::: Input rows
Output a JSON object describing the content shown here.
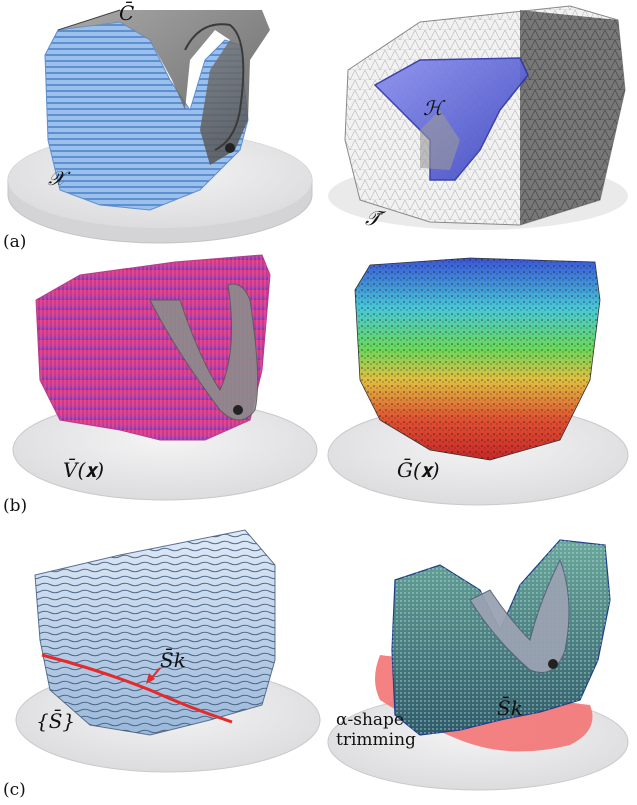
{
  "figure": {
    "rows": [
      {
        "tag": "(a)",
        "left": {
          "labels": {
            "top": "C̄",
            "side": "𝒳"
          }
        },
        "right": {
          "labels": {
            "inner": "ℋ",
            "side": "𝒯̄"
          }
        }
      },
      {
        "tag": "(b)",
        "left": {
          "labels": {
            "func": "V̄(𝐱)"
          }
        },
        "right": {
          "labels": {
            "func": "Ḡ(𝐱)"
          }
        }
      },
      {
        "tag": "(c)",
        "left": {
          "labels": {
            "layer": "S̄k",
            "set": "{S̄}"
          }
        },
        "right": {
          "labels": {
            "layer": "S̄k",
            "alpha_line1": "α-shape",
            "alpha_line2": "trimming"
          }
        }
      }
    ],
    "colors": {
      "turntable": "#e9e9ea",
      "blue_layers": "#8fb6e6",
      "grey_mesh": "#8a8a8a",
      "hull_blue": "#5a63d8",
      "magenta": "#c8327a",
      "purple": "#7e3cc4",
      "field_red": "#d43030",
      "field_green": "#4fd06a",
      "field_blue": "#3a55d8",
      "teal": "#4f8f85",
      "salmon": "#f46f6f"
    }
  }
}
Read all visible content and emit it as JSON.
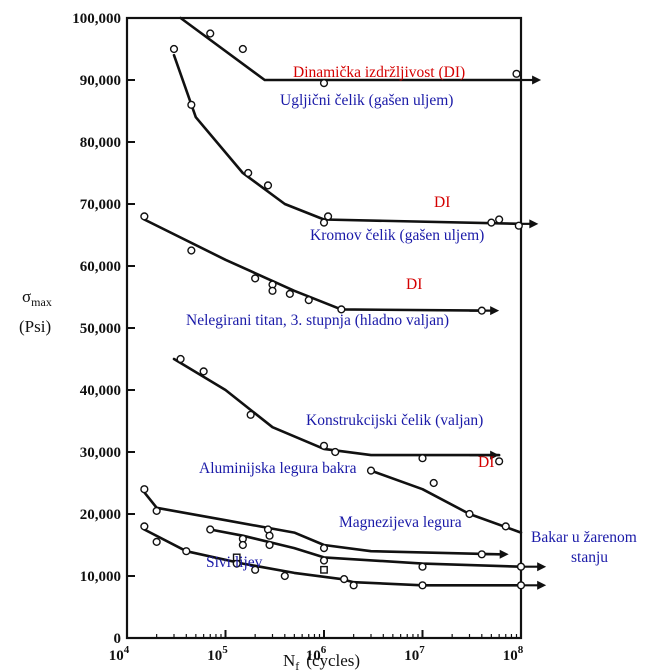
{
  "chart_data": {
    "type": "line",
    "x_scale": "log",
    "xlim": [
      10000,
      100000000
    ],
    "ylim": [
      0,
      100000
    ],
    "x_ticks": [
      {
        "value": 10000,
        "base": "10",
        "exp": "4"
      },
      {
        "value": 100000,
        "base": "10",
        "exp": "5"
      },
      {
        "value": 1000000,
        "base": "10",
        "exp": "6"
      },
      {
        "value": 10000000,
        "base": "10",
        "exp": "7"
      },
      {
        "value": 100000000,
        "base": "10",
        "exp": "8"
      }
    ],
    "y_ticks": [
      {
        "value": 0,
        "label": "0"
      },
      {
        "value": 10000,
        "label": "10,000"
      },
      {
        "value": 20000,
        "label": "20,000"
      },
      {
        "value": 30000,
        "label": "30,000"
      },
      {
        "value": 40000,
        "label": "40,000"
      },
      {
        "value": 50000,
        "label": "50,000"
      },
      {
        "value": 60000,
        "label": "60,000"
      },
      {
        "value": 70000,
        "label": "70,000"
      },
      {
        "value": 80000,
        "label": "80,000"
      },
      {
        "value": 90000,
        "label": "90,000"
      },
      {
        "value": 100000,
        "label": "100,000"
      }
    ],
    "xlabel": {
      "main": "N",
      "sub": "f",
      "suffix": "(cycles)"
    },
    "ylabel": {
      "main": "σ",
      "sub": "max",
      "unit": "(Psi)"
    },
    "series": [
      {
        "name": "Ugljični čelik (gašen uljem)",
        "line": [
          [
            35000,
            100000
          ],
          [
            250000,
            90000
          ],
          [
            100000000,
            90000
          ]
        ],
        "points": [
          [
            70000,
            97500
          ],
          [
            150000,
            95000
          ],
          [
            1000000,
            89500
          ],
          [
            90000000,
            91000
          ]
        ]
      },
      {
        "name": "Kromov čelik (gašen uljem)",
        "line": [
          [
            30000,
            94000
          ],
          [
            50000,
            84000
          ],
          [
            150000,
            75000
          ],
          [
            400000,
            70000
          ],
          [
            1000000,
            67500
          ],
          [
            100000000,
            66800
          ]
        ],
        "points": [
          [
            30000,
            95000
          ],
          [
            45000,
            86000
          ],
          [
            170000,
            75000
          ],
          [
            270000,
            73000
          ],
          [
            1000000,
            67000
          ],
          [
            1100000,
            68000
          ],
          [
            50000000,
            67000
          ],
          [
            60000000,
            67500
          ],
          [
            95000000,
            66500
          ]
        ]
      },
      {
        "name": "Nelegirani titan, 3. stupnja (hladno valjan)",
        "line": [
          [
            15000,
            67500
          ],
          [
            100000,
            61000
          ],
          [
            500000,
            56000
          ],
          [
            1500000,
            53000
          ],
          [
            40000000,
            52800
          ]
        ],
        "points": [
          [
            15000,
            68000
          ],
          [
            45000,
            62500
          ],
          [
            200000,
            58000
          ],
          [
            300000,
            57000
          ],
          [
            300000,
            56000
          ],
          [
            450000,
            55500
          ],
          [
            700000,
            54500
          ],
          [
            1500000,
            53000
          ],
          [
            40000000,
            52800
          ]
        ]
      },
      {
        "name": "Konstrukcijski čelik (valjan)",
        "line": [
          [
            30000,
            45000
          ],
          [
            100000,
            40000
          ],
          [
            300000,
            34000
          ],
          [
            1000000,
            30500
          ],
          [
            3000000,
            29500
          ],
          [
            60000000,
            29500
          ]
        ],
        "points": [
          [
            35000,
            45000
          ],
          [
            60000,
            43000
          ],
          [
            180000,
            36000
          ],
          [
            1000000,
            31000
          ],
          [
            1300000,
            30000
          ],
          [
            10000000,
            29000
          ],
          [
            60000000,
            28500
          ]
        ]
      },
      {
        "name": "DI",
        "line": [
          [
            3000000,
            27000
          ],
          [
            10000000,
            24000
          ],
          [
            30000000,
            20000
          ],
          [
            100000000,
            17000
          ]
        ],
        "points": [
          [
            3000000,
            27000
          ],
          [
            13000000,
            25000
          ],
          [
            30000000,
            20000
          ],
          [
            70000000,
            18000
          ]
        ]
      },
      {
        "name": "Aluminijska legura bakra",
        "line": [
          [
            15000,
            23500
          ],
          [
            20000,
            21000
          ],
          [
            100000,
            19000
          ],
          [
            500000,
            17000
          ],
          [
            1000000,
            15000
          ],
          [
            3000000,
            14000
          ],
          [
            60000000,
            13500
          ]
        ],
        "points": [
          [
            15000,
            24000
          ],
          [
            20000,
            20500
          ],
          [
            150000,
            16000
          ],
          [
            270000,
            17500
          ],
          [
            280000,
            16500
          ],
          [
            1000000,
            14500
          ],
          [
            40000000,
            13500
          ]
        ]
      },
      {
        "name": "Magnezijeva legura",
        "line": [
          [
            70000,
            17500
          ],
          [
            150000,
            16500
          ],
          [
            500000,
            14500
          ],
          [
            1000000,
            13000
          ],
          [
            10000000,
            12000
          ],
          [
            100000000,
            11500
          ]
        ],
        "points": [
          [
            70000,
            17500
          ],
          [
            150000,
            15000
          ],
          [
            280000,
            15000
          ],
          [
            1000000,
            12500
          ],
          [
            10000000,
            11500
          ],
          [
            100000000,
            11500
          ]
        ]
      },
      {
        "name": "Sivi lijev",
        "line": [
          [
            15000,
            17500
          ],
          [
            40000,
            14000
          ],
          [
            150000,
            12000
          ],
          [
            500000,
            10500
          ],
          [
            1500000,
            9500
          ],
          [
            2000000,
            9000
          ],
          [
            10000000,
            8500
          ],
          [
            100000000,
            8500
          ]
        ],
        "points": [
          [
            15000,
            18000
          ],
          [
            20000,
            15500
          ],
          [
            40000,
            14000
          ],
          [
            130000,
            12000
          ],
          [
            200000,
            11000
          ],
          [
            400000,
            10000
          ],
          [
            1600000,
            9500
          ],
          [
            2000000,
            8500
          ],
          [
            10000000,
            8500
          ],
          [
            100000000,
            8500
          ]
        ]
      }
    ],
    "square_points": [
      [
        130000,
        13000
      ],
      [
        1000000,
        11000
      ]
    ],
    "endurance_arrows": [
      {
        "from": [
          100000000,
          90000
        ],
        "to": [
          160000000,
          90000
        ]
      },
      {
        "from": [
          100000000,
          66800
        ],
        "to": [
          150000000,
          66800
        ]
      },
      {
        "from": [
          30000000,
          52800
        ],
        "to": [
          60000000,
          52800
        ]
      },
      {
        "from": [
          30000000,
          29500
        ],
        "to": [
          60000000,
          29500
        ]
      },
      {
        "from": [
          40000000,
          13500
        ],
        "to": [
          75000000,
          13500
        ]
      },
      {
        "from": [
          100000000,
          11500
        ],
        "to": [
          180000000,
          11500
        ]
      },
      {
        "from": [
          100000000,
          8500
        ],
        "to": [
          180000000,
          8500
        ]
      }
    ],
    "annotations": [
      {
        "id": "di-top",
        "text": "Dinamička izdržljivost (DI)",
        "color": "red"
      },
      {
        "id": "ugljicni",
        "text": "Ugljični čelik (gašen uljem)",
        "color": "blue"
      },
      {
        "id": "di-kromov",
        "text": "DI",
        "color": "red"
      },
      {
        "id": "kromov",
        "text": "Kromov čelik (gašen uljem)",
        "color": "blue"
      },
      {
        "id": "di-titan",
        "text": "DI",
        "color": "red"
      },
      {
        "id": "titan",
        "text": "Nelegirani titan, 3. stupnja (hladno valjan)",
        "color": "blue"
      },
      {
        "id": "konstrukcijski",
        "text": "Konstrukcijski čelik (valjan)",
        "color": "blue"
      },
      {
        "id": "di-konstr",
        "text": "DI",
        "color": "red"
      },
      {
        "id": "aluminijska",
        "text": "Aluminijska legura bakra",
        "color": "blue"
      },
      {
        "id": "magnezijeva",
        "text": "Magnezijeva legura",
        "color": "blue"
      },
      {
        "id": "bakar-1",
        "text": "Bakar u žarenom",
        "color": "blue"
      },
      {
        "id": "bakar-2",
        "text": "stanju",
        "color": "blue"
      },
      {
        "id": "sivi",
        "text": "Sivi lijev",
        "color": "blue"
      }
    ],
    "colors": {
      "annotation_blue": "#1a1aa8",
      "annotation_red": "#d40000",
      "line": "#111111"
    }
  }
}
::::::
* **Exercise goal**
Look through the listing and extract every line with "content" in it.

* **In response**
Output a JSON object describing the content shown here.
Read all visible content and emit it as JSON.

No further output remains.